## EXCERPTED TEXT:
=== Section Start ===

The defendant bears the burden of proving that her waiver of her right to testify was not knowing and voluntary, and if the defendant successfully shows that her attorney coerced her into waiving her right to testify, then the court must grant the defendant a new trial.  Berkovitz, 705 N.W.2d at 405.   In this case, West argues that his counsel coerced his waiver of his right to testify by refusing to elicit testimony from him by asking questions that West prepared.   As mistaken support for his argument that his right to testify was violated, West cites three cases:  State v. Brechon, 352 N.W.2d 745 (Minn.1984);  State v. Thompson, 617 N.W.2d 609 (Minn.App.2000);  and State v. Rein, 477 N.W.2d 716 (Minn.App.1991), review denied (Minn. Jan. 30, 1992).   But in all of the cases, the district court restricted the defendants' testimony, and the issue before the appellate courts was whether the district court had therefore infringed on the defendant's due-process right to explain his or her conduct to a jury.   See Brechon, 352 N.W.2d at 750–51 (district court excluded defendants' testimony about their motives and intent);  Thompson, 617 N.W.2d at 612 (district court suppressed defendant's testimony that explained her actions);  Rein, 477 N.W.2d at 719–20 (district court restricted defendants' testimony about their motivation).   Here, the district court did not restrict West's testimony or any portion of it;  West waived his right to testify.

=== Section End ===

## STORED DATA:
=== Section Start ===

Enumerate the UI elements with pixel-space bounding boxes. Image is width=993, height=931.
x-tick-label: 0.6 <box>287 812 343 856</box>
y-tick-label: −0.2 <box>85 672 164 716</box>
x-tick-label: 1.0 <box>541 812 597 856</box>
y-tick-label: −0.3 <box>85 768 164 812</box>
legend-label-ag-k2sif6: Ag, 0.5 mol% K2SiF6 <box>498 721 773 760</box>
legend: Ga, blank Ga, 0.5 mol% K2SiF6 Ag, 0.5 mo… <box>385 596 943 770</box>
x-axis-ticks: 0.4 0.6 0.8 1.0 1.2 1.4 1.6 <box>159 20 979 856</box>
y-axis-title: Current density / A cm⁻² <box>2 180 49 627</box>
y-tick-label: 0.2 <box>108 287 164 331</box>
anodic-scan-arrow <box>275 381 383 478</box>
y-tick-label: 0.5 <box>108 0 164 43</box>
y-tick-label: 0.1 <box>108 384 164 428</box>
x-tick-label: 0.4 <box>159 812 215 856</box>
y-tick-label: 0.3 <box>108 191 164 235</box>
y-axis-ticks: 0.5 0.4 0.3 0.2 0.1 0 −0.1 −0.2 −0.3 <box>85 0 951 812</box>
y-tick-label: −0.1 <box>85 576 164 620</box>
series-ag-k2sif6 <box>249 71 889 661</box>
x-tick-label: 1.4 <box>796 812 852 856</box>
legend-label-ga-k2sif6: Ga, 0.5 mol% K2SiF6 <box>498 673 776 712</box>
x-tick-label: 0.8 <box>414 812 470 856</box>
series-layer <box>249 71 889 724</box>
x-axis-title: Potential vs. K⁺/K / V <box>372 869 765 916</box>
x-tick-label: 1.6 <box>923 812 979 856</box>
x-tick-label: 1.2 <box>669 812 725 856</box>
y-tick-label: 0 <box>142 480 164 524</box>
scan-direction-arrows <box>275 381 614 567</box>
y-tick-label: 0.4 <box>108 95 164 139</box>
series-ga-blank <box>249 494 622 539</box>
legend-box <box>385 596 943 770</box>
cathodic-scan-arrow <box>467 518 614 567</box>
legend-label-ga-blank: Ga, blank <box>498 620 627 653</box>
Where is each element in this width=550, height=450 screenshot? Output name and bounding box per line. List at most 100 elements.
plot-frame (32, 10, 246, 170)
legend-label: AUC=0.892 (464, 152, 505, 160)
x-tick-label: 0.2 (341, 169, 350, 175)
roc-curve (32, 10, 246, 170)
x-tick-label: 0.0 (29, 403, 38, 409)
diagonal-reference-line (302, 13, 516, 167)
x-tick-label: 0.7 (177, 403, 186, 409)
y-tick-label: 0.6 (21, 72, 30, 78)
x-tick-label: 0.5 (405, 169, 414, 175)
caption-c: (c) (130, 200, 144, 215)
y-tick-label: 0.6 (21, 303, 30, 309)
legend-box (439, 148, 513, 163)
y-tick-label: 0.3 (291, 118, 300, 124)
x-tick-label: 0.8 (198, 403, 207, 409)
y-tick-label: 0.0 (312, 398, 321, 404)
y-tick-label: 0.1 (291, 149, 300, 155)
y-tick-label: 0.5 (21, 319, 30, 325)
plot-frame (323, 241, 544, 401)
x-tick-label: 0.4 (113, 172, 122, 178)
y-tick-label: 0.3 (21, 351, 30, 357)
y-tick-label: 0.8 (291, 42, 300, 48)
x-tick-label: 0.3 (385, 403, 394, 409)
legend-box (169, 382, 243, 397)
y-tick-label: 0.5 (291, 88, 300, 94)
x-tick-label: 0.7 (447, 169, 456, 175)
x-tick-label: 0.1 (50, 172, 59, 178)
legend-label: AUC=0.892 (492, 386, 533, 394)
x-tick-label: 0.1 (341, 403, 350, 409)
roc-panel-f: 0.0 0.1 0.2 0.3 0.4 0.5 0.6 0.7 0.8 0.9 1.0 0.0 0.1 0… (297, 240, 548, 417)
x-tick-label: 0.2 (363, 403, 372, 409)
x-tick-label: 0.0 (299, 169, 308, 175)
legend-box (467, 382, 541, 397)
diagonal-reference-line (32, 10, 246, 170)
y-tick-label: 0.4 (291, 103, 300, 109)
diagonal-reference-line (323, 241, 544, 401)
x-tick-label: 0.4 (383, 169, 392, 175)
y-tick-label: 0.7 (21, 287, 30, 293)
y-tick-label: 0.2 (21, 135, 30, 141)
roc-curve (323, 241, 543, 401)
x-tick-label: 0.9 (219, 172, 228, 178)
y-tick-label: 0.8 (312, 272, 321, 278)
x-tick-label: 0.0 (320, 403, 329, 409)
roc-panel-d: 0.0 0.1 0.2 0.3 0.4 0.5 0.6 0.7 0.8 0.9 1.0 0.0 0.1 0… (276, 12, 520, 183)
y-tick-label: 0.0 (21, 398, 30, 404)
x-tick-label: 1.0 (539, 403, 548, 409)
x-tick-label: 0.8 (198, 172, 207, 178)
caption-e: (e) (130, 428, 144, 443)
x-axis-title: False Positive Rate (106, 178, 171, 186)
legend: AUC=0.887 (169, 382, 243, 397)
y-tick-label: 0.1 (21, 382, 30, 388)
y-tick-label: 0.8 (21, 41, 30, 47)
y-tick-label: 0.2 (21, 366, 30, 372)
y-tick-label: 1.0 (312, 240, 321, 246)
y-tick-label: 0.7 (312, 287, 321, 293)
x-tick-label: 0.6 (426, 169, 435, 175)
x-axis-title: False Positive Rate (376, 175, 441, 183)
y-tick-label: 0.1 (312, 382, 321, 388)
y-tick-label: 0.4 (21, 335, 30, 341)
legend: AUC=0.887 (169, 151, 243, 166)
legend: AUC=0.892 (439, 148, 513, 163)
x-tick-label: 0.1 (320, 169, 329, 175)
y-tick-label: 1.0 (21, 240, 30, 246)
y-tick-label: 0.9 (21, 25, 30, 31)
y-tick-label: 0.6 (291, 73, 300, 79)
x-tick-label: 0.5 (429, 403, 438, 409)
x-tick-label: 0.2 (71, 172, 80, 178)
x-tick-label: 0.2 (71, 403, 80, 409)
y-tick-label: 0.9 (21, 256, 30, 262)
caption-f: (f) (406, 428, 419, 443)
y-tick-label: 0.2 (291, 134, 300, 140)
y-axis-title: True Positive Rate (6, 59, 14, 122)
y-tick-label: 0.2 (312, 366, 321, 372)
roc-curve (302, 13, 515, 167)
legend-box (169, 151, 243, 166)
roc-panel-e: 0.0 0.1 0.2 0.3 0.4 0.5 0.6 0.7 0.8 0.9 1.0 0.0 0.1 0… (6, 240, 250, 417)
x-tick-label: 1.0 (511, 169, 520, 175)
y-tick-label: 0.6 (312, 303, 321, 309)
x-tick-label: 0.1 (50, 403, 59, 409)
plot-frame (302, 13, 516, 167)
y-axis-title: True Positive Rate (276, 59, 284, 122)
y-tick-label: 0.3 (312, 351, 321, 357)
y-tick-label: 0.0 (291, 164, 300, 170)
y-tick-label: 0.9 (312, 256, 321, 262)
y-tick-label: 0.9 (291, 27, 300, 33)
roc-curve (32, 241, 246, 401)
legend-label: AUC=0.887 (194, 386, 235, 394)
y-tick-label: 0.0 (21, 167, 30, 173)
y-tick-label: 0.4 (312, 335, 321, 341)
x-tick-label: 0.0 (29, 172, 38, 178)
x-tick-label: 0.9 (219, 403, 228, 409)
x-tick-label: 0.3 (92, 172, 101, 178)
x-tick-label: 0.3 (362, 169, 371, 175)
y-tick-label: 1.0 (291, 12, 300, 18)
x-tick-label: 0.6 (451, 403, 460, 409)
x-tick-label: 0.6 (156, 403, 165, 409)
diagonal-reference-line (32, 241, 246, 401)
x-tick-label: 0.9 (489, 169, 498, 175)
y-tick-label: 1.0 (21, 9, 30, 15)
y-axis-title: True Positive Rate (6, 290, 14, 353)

=== Section End ===

In the right-to-testify excerpt, how does West say his counsel coerced his waiver of his right to testify? Please work from the right-to-testify excerpt alone, not the items.

## RESPONSE:
His counsel refused to elicit testimony from him by asking questions that West prepared.